**DIRECTION**: Write out all the entries word for word and omit any pictures.

>>>>>

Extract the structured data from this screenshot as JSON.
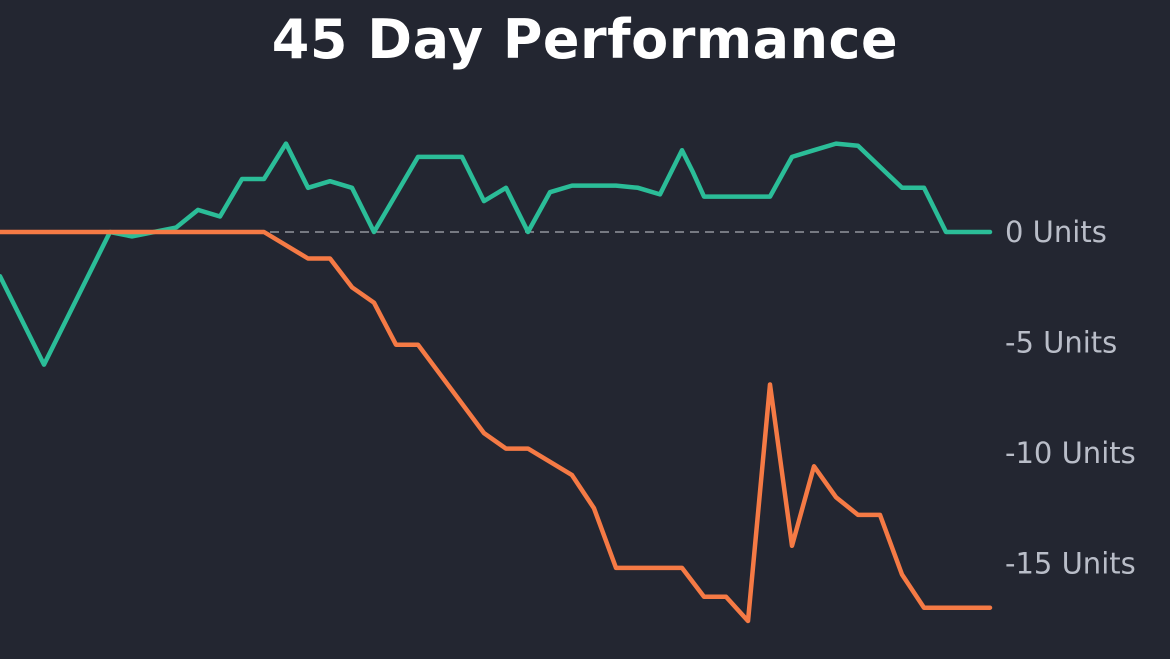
{
  "chart_data": {
    "type": "line",
    "title": "45 Day Performance",
    "xlabel": "",
    "ylabel": "",
    "ylim": [
      -19,
      4.1
    ],
    "xlim": [
      0,
      45
    ],
    "yticks": [
      {
        "value": 0,
        "label": "0 Units"
      },
      {
        "value": -5,
        "label": "-5 Units"
      },
      {
        "value": -10,
        "label": "-10 Units"
      },
      {
        "value": -15,
        "label": "-15 Units"
      }
    ],
    "reference_line": 0,
    "grid": false,
    "legend": "none",
    "series": [
      {
        "color": "#2bbd98",
        "x": [
          0,
          2,
          5,
          6,
          7,
          8,
          9,
          10,
          11,
          12,
          13,
          14,
          15,
          16,
          17,
          19,
          21,
          22,
          23,
          24,
          25,
          26,
          28,
          29,
          30,
          31,
          31.5,
          32,
          35,
          36,
          37,
          38,
          39,
          41,
          42,
          43,
          44,
          45
        ],
        "values": [
          -2.0,
          -6.0,
          0.0,
          -0.2,
          0.0,
          0.2,
          1.0,
          0.7,
          2.4,
          2.4,
          4.0,
          2.0,
          2.3,
          2.0,
          0.0,
          3.4,
          3.4,
          1.4,
          2.0,
          0.0,
          1.8,
          2.1,
          2.1,
          2.0,
          1.7,
          3.7,
          2.7,
          1.6,
          1.6,
          3.4,
          3.7,
          4.0,
          3.9,
          2.0,
          2.0,
          0.0,
          0.0,
          0.0
        ]
      },
      {
        "color": "#f57a45",
        "x": [
          0,
          12,
          14,
          15,
          16,
          17,
          18,
          19,
          22,
          23,
          24,
          26,
          27,
          28,
          29,
          31,
          32,
          33,
          34,
          35,
          36,
          37,
          38,
          39,
          40,
          41,
          42,
          45
        ],
        "values": [
          0.0,
          0.0,
          -1.2,
          -1.2,
          -2.5,
          -3.2,
          -5.1,
          -5.1,
          -9.1,
          -9.8,
          -9.8,
          -11.0,
          -12.5,
          -15.2,
          -15.2,
          -15.2,
          -16.5,
          -16.5,
          -17.6,
          -6.9,
          -14.2,
          -10.6,
          -12.0,
          -12.8,
          -12.8,
          -15.5,
          -17.0,
          -17.0
        ]
      }
    ]
  }
}
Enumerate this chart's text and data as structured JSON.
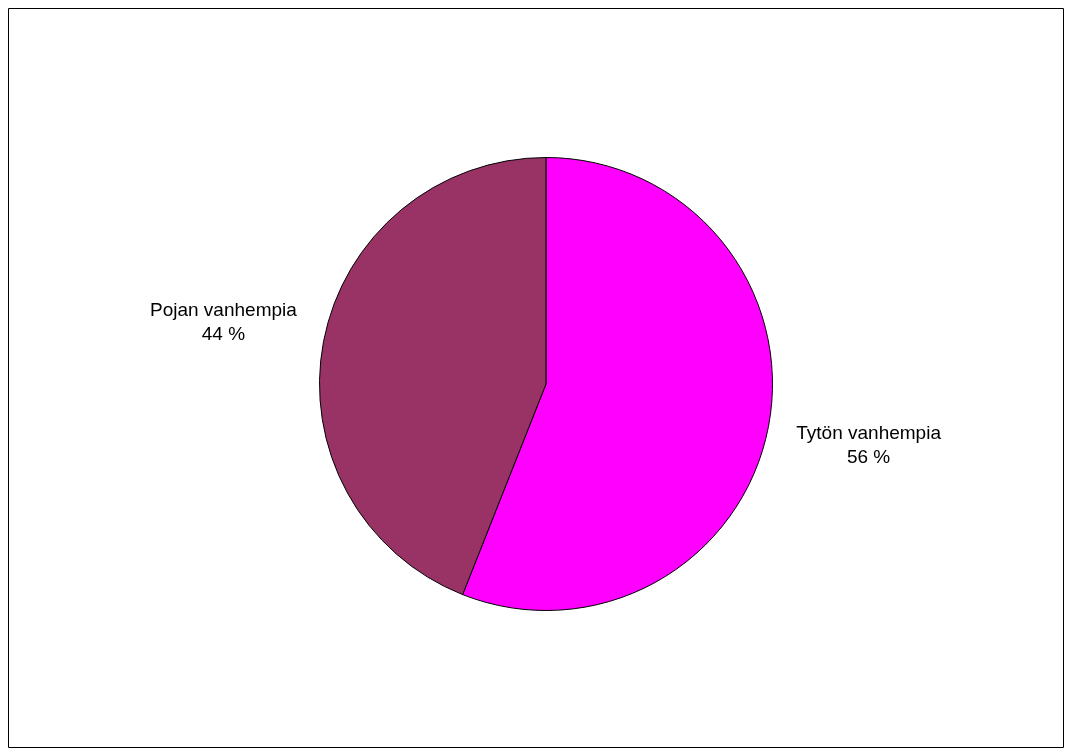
{
  "chart_data": {
    "type": "pie",
    "categories": [
      "Tytön vanhempia",
      "Pojan vanhempia"
    ],
    "values": [
      56,
      44
    ],
    "colors": [
      "#ff00ff",
      "#993366"
    ],
    "value_labels": [
      "56 %",
      "44 %"
    ],
    "legend": false
  }
}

<<<<<

**WRITTEN ANSWER**:
Extract the structured data from this screenshot as JSON.
{
  "chart_data": {
    "type": "line",
    "title": "45 Day Performance",
    "xlabel": "",
    "ylabel": "",
    "ylim": [
      -19,
      4.1
    ],
    "xlim": [
      0,
      45
    ],
    "yticks": [
      {
        "value": 0,
        "label": "0 Units"
      },
      {
        "value": -5,
        "label": "-5 Units"
      },
      {
        "value": -10,
        "label": "-10 Units"
      },
      {
        "value": -15,
        "label": "-15 Units"
      }
    ],
    "reference_line": 0,
    "grid": false,
    "legend": "none",
    "series": [
      {
        "color": "#2bbd98",
        "x": [
          0,
          2,
          5,
          6,
          7,
          8,
          9,
          10,
          11,
          12,
          13,
          14,
          15,
          16,
          17,
          19,
          21,
          22,
          23,
          24,
          25,
          26,
          28,
          29,
          30,
          31,
          31.5,
          32,
          35,
          36,
          37,
          38,
          39,
          41,
          42,
          43,
          44,
          45
        ],
        "values": [
          -2.0,
          -6.0,
          0.0,
          -0.2,
          0.0,
          0.2,
          1.0,
          0.7,
          2.4,
          2.4,
          4.0,
          2.0,
          2.3,
          2.0,
          0.0,
          3.4,
          3.4,
          1.4,
          2.0,
          0.0,
          1.8,
          2.1,
          2.1,
          2.0,
          1.7,
          3.7,
          2.7,
          1.6,
          1.6,
          3.4,
          3.7,
          4.0,
          3.9,
          2.0,
          2.0,
          0.0,
          0.0,
          0.0
        ]
      },
      {
        "color": "#f57a45",
        "x": [
          0,
          12,
          14,
          15,
          16,
          17,
          18,
          19,
          22,
          23,
          24,
          26,
          27,
          28,
          29,
          31,
          32,
          33,
          34,
          35,
          36,
          37,
          38,
          39,
          40,
          41,
          42,
          45
        ],
        "values": [
          0.0,
          0.0,
          -1.2,
          -1.2,
          -2.5,
          -3.2,
          -5.1,
          -5.1,
          -9.1,
          -9.8,
          -9.8,
          -11.0,
          -12.5,
          -15.2,
          -15.2,
          -15.2,
          -16.5,
          -16.5,
          -17.6,
          -6.9,
          -14.2,
          -10.6,
          -12.0,
          -12.8,
          -12.8,
          -15.5,
          -17.0,
          -17.0
        ]
      }
    ]
  }
}
Enumerate this chart's text and data as structured JSON.
{
  "chart_data": {
    "type": "pie",
    "categories": [
      "Tytön vanhempia",
      "Pojan vanhempia"
    ],
    "values": [
      56,
      44
    ],
    "colors": [
      "#ff00ff",
      "#993366"
    ],
    "value_labels": [
      "56 %",
      "44 %"
    ],
    "legend": false
  }
}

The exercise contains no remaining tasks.